▸ Provided records:
---------------

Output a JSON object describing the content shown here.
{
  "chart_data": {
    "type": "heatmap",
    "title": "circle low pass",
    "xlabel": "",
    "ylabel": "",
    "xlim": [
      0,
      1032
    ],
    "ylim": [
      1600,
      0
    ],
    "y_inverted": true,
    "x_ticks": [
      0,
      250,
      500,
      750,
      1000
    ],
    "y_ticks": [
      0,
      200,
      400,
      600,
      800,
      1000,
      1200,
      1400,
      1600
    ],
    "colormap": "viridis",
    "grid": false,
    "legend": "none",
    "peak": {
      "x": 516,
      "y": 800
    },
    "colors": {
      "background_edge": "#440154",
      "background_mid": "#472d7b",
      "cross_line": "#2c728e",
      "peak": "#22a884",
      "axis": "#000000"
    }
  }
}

---------------

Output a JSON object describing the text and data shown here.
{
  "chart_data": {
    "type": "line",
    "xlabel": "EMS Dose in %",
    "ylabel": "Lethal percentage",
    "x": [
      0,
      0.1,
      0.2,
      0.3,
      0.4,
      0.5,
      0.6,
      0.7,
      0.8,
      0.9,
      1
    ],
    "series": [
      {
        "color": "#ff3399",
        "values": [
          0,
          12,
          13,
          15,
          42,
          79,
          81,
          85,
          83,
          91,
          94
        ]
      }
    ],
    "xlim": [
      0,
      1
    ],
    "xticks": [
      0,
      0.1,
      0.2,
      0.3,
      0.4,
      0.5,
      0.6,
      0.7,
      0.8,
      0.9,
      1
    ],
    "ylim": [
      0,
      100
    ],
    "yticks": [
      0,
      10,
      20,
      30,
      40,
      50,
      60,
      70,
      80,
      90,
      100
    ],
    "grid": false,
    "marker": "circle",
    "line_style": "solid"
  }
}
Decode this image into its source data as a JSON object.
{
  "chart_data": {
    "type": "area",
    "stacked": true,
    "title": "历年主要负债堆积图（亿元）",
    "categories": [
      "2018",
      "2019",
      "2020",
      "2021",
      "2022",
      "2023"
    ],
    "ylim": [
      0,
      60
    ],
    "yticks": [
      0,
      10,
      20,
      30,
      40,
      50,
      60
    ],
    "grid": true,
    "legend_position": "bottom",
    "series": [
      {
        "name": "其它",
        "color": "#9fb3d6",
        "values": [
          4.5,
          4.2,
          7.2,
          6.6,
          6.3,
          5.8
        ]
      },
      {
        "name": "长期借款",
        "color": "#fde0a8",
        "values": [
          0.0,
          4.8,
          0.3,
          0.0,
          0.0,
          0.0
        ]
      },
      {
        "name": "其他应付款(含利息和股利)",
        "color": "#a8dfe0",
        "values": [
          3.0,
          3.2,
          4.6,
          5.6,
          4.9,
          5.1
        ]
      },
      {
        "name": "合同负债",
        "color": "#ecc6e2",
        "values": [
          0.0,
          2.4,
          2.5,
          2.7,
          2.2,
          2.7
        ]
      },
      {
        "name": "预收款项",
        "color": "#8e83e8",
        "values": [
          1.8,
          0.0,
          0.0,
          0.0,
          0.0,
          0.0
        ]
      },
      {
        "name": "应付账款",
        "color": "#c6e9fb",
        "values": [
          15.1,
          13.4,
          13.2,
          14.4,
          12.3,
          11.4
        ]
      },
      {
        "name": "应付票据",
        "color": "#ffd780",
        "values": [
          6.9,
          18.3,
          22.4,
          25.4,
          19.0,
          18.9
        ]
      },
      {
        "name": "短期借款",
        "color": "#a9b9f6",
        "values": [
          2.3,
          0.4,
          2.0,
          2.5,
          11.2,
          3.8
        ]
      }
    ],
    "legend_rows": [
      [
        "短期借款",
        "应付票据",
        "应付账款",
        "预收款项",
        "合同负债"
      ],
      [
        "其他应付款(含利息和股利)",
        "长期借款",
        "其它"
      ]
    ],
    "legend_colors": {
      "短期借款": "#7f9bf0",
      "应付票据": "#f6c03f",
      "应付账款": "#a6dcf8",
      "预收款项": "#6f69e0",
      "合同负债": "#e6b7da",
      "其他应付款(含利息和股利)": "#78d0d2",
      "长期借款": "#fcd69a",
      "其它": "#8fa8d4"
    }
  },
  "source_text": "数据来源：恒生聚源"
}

---------------

▸ Set exercise: Pick out all lines from the data above in which the word "name" appears.

▸ Final answer:
        "name": "其它",
        "name": "长期借款",
        "name": "其他应付款(含利息和股利)",
        "name": "合同负债",
        "name": "预收款项",
        "name": "应付账款",
        "name": "应付票据",
        "name": "短期借款",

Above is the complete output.